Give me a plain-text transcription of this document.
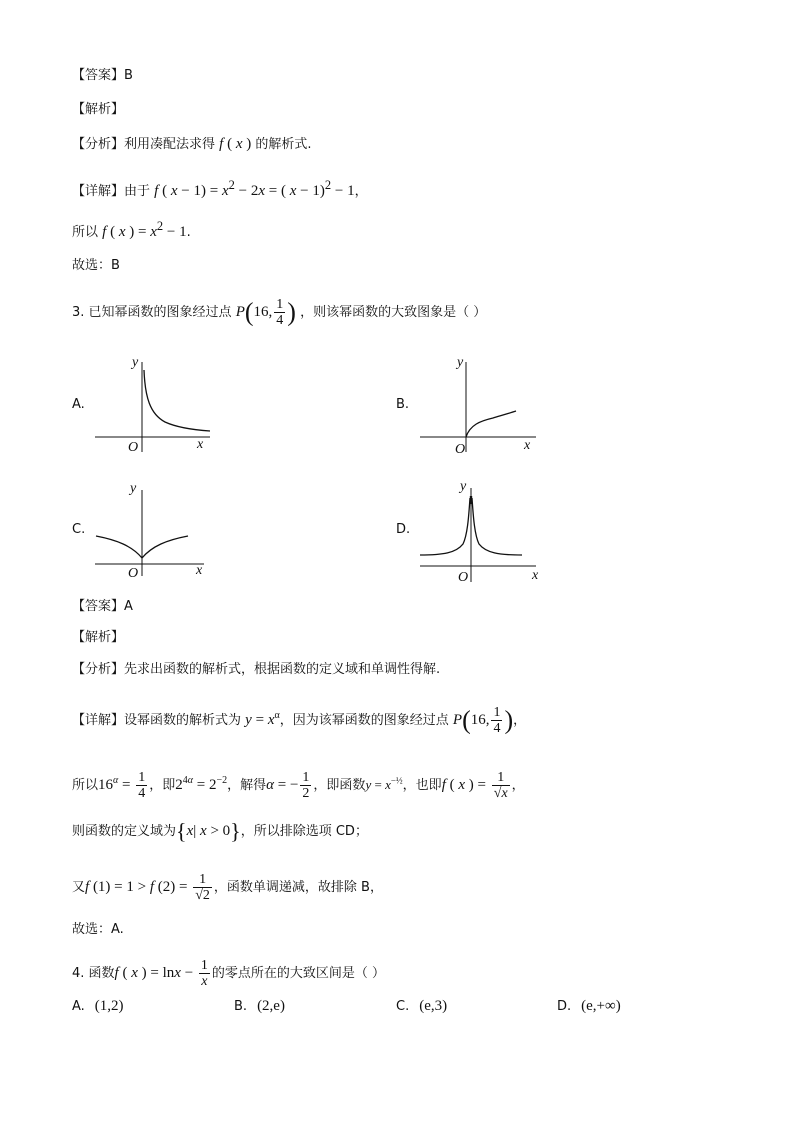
【答案】B
【解析】
【分析】利用凑配法求得 f ( x ) 的解析式.
【详解】由于 f ( $x - 1) = x^2 - 2x$ = ( x − 1)$^2$ − 1，
所以 f ( x ) = $x^2 - 1$.
故选：B
3. 已知幂函数的图象经过点 P(16, $\frac{1}{4}$ ) ，则该幂函数的大致图象是（ ）
A.	B.
C.	D.
y
x
O
y
x
O
y
x
O
y
x
O
【答案】A
【解析】
【分析】先求出函数的解析式，根据函数的定义域和单调性得解.
【详解】设幂函数的解析式为 $y = x^\alpha$，因为该幂函数的图象经过点 P(16, $\frac{1}{4}$ )，
所以$16^\alpha = \frac{1}{4}$ ，即$2^{4\alpha} = 2^{-2}$，解得α = − $\frac{1}{2}$ ，即函数$y = x^{-\frac{1}{2}}$，也即f ( x ) = $\frac{1}{√x}$ ，
则函数的定义域为{x| x > 0}，所以排除选项 CD；
又f (1) = 1 > f $(2) = \frac{1}{√2}$ ，函数单调递减，故排除 B，
故选：A.
4. 函数f ( x ) = $\ln x - \frac{1}{x}$ 的零点所在的大致区间是（ ）
A. (1,2)	B. (2,e)	C. (e,3)	D. (e,+∞)
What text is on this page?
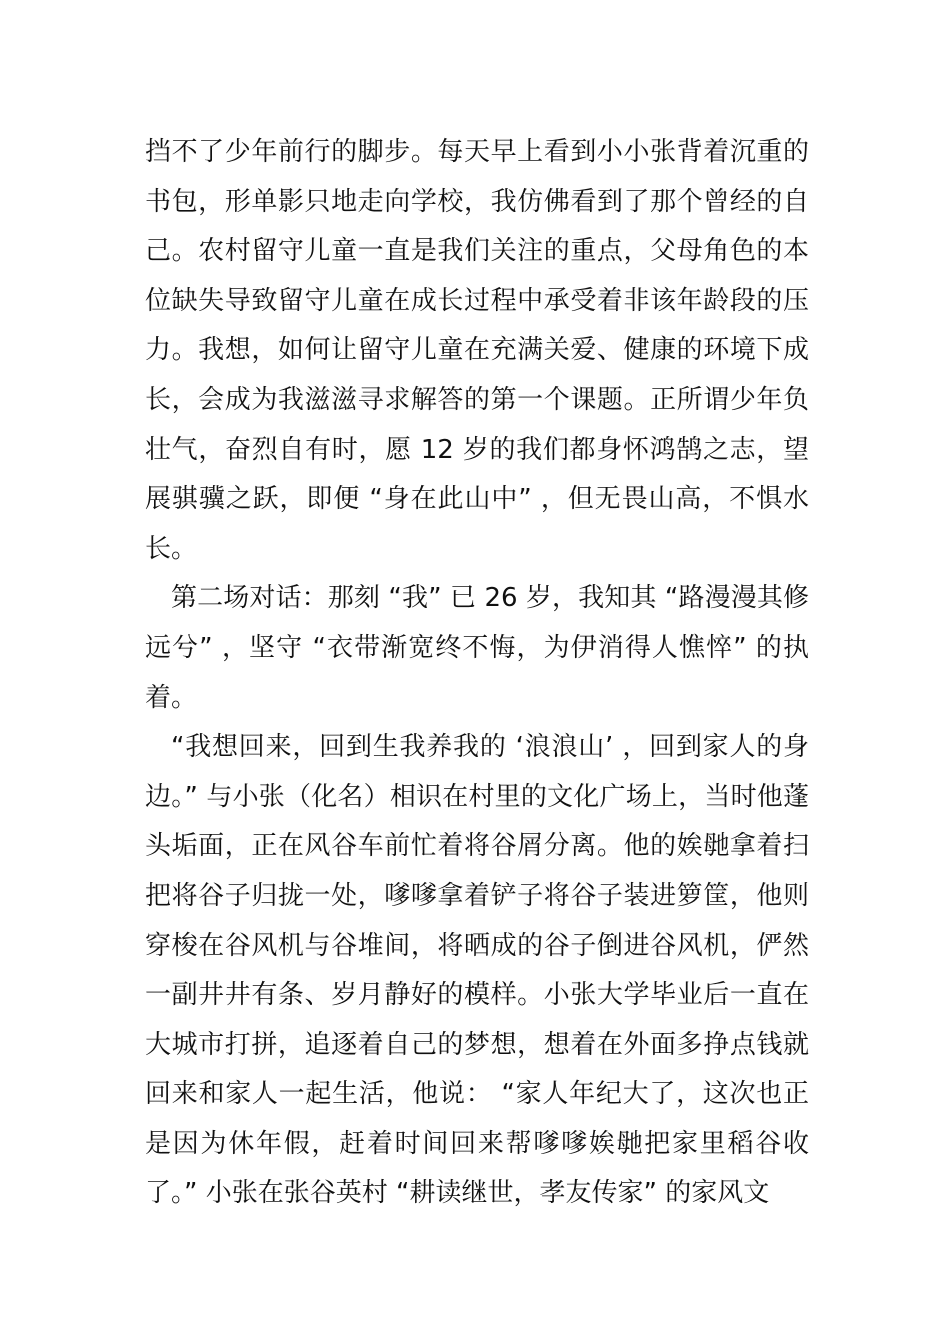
挡不了少年前行的脚步。每天早上看到小小张背着沉重的书包，形单影只地走向学校，我仿佛看到了那个曾经的自己。农村留守儿童一直是我们关注的重点，父母角色的本位缺失导致留守儿童在成长过程中承受着非该年龄段的压力。我想，如何让留守儿童在充满关爱、健康的环境下成长，会成为我滋滋寻求解答的第一个课题。正所谓少年负壮气，奋烈自有时，愿 12 岁的我们都身怀鸿鹄之志，望展骐骥之跃，即便 “身在此山中” ，但无畏山高，不惧水长。

第二场对话：那刻 “我” 已 26 岁，我知其 “路漫漫其修远兮” ，坚守 “衣带渐宽终不悔，为伊消得人憔悴” 的执着。

“我想回来，回到生我养我的 ‘浪浪山’ ，回到家人的身边。” 与小张（化名）相识在村里的文化广场上，当时他蓬头垢面，正在风谷车前忙着将谷屑分离。他的娭毑拿着扫把将谷子归拢一处，嗲嗲拿着铲子将谷子装进箩筐，他则穿梭在谷风机与谷堆间，将晒成的谷子倒进谷风机，俨然一副井井有条、岁月静好的模样。小张大学毕业后一直在大城市打拼，追逐着自己的梦想，想着在外面多挣点钱就回来和家人一起生活，他说： “家人年纪大了，这次也正是因为休年假，赶着时间回来帮嗲嗲娭毑把家里稻谷收了。” 小张在张谷英村 “耕读继世，孝友传家” 的家风文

» **STATED TASK**:
From the entries above, extract each line containing "text".

» **TASK OUTPUT**:
Give me a plain-text transcription of this document.
What text is on this page?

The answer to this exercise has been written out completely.